• _What is being asked_:
Reproduce all lines of the listing below in which the word "this" occurs.
>> BEGIN Task material
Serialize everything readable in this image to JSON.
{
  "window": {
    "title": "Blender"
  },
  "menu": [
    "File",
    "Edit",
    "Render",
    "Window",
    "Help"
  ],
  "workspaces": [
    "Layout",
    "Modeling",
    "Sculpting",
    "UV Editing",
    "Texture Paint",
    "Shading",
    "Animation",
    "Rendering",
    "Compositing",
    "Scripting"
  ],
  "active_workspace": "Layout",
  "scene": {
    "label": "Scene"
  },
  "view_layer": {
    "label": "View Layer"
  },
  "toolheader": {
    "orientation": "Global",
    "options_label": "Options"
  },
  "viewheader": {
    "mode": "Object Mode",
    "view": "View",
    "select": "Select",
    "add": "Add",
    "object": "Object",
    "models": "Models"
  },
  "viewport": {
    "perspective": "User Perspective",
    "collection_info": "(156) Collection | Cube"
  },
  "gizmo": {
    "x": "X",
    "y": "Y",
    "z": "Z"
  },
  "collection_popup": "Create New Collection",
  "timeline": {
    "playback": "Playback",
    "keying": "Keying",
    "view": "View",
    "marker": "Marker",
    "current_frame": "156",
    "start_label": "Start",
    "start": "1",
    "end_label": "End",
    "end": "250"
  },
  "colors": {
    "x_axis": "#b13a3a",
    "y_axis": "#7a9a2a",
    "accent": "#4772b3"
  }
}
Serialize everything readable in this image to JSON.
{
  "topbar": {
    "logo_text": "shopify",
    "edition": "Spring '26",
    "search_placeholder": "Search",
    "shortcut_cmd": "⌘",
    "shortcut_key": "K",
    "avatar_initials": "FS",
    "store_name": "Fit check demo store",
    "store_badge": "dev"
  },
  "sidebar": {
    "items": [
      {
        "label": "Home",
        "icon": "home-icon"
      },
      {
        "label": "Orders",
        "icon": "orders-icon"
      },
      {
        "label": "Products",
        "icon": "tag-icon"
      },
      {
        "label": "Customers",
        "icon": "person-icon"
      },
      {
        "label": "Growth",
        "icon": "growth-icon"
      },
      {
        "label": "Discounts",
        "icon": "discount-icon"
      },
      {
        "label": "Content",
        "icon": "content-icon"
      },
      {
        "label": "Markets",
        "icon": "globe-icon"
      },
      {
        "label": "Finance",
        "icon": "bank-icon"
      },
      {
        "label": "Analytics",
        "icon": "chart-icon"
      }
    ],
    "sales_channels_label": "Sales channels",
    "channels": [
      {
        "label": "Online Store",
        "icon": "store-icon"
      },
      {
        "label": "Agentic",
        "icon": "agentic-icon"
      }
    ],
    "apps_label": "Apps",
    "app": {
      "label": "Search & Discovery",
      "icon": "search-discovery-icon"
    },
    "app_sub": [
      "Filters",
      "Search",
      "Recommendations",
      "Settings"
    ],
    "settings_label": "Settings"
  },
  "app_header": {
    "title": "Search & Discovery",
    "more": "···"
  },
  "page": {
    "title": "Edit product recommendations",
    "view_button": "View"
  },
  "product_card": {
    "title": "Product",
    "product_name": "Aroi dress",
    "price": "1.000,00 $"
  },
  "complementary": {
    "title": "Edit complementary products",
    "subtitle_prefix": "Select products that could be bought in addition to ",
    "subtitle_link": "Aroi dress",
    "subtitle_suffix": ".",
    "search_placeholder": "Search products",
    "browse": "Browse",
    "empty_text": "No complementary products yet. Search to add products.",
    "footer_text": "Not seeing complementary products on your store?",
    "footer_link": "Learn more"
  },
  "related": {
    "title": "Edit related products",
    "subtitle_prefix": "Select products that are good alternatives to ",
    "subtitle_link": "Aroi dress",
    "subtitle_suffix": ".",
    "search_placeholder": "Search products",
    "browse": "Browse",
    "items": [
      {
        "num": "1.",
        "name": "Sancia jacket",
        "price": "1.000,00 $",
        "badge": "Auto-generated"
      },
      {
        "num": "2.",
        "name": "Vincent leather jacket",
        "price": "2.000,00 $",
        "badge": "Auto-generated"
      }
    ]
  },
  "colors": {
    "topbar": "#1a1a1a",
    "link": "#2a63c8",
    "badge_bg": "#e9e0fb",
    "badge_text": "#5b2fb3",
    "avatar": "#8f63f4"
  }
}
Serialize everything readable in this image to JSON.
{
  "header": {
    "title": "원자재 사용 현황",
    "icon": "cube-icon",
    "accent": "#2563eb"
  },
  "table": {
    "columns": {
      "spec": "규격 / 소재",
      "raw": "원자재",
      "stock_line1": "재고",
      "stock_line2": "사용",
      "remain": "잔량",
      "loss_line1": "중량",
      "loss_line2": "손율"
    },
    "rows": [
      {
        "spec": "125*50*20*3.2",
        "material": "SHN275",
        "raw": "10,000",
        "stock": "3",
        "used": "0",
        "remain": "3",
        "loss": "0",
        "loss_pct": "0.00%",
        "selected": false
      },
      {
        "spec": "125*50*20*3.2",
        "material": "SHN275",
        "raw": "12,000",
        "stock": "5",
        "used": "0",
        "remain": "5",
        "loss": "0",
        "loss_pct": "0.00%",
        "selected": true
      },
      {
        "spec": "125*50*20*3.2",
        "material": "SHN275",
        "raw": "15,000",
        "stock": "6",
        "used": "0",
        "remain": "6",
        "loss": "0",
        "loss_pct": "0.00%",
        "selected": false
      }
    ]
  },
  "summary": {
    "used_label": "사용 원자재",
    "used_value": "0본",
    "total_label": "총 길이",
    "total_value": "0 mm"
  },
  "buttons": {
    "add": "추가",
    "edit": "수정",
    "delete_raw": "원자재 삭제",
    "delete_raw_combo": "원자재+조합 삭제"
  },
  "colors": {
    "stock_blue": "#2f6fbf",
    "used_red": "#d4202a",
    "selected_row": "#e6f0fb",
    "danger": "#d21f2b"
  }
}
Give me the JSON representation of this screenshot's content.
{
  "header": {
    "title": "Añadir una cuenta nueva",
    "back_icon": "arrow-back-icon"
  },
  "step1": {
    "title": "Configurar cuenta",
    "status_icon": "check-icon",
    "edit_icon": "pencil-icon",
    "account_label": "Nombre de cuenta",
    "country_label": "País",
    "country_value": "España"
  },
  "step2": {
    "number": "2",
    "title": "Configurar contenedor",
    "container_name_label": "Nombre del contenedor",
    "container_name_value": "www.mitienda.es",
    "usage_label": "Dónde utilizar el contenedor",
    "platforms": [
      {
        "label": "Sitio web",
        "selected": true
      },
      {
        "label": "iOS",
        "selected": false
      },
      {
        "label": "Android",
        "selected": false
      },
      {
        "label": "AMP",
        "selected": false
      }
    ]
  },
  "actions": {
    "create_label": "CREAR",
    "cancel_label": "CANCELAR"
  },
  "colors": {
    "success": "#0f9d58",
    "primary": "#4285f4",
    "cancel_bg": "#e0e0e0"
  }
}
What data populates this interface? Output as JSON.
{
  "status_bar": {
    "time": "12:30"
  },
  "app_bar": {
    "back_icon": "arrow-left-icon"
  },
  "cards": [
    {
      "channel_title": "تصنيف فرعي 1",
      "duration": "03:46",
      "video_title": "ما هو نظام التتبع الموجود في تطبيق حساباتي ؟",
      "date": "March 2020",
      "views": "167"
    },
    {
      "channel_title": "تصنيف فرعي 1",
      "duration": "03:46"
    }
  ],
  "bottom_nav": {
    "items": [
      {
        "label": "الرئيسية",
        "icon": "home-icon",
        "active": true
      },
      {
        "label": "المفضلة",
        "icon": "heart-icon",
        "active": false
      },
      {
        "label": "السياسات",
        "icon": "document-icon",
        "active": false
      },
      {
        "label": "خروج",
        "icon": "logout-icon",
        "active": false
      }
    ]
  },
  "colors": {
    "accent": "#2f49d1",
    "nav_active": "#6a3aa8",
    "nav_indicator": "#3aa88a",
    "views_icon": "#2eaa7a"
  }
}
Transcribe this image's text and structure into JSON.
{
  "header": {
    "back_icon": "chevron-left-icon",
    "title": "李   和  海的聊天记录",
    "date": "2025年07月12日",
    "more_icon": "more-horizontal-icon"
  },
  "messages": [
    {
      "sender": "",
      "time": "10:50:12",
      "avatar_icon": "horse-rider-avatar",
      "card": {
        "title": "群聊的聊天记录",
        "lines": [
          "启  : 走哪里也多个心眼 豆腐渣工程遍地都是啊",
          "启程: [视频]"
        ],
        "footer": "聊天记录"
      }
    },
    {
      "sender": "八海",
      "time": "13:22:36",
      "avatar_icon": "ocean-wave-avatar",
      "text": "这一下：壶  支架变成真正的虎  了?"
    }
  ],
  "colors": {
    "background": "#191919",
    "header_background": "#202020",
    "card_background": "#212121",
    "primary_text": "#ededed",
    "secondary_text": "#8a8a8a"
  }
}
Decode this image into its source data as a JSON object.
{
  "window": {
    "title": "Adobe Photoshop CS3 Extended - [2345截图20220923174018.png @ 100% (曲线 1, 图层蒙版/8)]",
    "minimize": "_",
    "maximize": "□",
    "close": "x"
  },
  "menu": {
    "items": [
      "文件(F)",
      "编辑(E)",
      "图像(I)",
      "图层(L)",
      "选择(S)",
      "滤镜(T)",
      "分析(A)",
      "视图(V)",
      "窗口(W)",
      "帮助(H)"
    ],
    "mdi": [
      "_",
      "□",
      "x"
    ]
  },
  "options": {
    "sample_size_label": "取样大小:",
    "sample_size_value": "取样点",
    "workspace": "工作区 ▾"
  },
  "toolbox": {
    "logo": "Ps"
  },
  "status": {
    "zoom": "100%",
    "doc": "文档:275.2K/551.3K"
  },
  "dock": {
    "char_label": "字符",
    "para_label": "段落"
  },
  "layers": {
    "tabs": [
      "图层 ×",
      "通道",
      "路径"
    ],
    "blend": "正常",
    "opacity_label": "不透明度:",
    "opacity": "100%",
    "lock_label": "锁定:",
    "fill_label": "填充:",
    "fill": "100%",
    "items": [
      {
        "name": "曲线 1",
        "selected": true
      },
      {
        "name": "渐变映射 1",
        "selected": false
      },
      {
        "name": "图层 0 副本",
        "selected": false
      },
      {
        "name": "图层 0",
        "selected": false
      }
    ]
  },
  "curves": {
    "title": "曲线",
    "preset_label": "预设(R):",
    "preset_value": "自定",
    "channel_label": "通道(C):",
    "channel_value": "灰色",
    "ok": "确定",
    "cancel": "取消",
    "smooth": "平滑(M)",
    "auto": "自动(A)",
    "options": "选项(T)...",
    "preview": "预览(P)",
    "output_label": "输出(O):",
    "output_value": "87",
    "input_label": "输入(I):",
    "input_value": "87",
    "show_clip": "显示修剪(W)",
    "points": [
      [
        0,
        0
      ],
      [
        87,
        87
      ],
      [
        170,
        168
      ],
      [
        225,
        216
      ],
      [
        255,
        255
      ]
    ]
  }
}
>> END Task material
• _Exercise answer_:
Serialize everything readable in this image to JSON.
Serialize everything readable in this image to JSON.
Serialize everything readable in this image to JSON.
Give me the JSON representation of this screenshot's content.
What data populates this interface? Output as JSON.
Transcribe this image's text and structure into JSON.
Decode this image into its source data as a JSON object.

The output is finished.